>> begin Stored rows

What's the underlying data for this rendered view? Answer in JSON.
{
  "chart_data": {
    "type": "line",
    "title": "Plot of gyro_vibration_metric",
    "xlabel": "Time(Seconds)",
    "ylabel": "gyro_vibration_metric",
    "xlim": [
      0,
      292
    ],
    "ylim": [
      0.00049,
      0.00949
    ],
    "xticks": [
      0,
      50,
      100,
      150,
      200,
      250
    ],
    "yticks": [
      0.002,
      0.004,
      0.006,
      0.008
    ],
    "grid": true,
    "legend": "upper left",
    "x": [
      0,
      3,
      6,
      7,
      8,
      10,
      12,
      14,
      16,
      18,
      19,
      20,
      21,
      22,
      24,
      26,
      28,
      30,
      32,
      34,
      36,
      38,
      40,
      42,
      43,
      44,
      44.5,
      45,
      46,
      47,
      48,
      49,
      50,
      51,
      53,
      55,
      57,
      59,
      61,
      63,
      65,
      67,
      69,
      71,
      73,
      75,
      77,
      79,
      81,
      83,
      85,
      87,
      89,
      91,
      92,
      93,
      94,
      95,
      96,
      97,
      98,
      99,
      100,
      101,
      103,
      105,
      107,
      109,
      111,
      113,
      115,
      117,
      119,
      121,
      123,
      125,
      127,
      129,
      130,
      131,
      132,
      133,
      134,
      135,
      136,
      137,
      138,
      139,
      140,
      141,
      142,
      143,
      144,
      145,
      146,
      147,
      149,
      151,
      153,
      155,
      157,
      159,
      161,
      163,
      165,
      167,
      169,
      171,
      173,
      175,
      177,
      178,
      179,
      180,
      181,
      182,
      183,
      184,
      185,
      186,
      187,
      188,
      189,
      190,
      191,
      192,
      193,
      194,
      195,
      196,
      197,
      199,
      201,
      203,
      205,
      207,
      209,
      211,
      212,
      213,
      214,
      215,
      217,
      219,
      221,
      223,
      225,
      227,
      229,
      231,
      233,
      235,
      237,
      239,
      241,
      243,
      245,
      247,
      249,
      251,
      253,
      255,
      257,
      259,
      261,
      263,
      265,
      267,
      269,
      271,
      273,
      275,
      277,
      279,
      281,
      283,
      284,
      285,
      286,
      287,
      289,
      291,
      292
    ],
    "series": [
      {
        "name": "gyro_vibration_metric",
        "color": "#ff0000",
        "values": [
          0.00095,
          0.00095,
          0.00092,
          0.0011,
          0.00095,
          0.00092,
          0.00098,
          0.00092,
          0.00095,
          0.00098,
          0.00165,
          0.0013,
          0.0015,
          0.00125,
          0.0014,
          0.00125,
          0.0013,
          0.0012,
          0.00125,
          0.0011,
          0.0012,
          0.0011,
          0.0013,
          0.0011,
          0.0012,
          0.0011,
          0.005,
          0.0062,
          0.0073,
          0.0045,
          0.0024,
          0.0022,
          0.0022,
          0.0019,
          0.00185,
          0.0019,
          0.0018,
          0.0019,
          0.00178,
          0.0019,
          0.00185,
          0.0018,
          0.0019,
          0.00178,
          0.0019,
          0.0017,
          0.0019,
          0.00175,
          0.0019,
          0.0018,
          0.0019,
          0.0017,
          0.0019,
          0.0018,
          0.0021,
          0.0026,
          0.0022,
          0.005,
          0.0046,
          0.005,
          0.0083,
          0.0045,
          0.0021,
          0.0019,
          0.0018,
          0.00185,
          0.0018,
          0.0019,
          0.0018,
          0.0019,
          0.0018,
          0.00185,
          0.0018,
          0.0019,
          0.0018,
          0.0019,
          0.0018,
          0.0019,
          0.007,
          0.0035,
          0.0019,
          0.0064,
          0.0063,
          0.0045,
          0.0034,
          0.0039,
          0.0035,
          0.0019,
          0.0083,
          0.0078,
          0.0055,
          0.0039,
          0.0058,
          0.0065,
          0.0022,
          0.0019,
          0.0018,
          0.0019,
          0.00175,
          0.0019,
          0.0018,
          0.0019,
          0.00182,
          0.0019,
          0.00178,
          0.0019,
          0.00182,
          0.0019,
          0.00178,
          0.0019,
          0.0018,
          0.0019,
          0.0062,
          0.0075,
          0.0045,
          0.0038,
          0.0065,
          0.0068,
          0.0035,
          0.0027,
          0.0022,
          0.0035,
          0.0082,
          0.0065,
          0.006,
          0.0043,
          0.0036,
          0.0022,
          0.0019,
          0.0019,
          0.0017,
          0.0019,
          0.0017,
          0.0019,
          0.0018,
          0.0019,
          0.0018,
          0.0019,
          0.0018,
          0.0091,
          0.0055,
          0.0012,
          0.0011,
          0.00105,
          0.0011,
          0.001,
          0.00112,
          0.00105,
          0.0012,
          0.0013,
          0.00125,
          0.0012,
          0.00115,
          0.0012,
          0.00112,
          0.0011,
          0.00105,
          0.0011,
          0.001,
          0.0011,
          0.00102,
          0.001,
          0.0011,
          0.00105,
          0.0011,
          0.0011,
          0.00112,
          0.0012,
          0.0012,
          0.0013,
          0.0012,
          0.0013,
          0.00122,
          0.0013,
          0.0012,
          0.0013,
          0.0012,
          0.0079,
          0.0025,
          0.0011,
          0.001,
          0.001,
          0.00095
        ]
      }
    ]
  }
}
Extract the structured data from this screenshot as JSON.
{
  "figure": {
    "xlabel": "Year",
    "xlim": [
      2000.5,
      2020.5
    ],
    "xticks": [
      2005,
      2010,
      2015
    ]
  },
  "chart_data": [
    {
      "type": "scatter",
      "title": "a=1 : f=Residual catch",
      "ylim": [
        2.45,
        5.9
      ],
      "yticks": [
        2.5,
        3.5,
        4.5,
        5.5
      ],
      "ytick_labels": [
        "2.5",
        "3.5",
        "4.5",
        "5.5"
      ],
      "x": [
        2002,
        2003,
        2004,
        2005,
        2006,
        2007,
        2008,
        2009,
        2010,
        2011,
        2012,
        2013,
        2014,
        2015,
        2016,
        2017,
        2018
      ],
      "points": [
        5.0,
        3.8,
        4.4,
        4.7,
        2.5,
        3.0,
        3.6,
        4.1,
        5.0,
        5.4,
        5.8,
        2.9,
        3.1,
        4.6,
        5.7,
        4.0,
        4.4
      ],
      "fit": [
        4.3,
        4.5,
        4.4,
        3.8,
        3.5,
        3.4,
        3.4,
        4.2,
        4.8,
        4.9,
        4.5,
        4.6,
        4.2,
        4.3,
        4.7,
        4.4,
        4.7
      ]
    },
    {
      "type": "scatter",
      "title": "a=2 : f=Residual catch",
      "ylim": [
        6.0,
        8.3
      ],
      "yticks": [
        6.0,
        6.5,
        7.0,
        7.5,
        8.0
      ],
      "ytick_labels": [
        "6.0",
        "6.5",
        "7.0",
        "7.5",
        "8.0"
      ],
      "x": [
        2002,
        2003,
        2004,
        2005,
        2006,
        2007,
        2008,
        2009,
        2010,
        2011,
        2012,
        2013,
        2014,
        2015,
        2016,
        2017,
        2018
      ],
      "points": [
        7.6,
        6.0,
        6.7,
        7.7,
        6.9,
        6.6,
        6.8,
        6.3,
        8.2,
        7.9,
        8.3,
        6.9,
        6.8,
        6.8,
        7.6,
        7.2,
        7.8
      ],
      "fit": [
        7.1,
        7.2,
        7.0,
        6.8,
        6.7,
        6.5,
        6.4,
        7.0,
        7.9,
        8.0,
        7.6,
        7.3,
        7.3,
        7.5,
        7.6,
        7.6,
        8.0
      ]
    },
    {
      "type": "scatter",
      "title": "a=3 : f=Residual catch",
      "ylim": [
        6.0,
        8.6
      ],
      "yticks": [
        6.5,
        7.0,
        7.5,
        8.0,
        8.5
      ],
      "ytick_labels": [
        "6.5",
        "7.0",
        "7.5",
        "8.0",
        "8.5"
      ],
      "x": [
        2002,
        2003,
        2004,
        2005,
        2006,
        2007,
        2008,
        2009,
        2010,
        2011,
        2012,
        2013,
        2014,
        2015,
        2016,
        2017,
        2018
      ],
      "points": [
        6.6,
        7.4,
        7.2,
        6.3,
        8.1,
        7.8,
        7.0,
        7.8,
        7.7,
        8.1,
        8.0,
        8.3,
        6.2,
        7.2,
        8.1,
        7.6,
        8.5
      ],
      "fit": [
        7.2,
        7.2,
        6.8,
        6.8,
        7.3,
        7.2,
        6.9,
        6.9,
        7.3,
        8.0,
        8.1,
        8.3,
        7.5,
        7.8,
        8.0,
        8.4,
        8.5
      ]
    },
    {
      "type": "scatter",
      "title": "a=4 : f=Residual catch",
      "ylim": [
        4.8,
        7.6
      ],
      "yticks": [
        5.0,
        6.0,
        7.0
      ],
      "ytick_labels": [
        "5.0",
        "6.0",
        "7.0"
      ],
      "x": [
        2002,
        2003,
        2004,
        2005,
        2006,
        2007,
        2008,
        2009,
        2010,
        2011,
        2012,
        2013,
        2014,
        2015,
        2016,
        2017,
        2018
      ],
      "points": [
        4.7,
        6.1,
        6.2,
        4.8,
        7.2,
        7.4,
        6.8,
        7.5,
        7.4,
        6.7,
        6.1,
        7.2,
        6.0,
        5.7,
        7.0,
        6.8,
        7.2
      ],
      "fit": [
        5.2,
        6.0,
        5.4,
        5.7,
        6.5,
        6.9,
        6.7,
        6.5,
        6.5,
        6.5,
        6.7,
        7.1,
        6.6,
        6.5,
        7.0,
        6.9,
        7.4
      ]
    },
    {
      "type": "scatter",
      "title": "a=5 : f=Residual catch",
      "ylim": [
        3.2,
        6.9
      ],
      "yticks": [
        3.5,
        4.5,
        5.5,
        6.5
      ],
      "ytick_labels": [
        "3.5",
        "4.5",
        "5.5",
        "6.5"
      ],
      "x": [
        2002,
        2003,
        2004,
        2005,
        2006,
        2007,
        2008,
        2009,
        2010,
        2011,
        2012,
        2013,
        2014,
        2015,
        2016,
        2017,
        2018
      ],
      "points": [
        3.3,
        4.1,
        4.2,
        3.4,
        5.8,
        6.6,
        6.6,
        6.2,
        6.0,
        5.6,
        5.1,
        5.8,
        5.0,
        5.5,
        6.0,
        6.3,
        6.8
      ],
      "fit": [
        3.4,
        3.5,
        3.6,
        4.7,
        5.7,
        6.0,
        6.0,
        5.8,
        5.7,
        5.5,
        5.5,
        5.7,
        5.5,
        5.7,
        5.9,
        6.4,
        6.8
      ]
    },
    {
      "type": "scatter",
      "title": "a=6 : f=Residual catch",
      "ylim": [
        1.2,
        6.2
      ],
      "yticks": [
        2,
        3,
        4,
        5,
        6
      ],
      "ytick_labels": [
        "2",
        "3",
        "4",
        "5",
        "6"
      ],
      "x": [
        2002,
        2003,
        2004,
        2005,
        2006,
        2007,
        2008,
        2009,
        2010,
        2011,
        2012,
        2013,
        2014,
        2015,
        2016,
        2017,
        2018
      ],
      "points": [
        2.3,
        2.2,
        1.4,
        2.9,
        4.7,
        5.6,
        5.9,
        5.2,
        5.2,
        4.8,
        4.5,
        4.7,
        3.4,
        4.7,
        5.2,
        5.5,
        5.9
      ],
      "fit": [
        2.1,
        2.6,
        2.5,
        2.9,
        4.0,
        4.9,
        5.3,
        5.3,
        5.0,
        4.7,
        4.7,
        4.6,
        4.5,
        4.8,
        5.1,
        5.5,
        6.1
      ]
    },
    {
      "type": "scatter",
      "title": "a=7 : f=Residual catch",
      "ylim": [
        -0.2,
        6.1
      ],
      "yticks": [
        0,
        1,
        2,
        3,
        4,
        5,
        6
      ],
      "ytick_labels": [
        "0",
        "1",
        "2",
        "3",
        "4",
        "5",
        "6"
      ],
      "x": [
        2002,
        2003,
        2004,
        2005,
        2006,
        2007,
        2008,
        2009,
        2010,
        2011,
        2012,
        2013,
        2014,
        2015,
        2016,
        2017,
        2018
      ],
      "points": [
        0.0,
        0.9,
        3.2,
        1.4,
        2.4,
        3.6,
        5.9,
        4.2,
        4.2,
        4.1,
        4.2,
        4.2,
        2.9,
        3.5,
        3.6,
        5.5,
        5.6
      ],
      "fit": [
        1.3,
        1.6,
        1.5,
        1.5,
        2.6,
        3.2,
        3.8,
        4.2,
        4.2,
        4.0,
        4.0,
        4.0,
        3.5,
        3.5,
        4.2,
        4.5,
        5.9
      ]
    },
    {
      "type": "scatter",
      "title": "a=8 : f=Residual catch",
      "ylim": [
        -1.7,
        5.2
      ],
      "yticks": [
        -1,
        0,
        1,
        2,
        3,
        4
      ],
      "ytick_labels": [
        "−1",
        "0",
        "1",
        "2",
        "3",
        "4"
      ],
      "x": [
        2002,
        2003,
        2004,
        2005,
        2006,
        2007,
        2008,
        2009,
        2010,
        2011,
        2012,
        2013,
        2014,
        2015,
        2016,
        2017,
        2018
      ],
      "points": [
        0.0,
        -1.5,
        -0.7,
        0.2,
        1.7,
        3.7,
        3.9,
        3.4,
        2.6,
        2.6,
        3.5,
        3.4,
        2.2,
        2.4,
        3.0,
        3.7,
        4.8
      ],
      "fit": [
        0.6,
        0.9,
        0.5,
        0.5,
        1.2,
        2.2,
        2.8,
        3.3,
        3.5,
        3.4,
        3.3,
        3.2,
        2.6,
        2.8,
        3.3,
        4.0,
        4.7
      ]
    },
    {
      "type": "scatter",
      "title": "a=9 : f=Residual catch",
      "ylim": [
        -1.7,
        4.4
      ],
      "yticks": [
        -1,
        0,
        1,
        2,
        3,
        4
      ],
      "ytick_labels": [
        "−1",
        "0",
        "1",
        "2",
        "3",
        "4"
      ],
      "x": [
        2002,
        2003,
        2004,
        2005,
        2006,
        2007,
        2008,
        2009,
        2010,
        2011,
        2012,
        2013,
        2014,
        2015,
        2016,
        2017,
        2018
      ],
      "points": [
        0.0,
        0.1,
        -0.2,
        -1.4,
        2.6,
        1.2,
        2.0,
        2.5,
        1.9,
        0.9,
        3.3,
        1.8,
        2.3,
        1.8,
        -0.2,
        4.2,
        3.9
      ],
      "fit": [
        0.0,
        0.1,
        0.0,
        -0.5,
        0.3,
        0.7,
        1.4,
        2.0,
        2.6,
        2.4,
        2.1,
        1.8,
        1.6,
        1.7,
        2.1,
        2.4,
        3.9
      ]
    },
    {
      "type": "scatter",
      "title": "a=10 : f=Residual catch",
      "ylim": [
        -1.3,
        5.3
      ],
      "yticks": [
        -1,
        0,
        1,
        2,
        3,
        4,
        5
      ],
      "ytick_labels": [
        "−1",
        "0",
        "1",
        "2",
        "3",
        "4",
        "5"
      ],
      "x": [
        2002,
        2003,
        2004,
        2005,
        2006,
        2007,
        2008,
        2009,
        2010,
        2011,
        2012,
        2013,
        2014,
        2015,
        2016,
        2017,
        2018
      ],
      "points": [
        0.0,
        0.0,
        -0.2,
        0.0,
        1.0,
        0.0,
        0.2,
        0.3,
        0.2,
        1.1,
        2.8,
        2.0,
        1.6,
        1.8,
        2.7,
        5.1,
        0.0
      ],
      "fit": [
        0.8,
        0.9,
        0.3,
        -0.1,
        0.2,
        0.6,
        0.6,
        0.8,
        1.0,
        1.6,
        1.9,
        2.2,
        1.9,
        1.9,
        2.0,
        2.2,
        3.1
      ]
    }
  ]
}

>> end Stored rows

Stated task:
All lines holding the word "JSON" should be picked out and copied.

Solved exercise:
What's the underlying data for this rendered view? Answer in JSON.
Extract the structured data from this screenshot as JSON.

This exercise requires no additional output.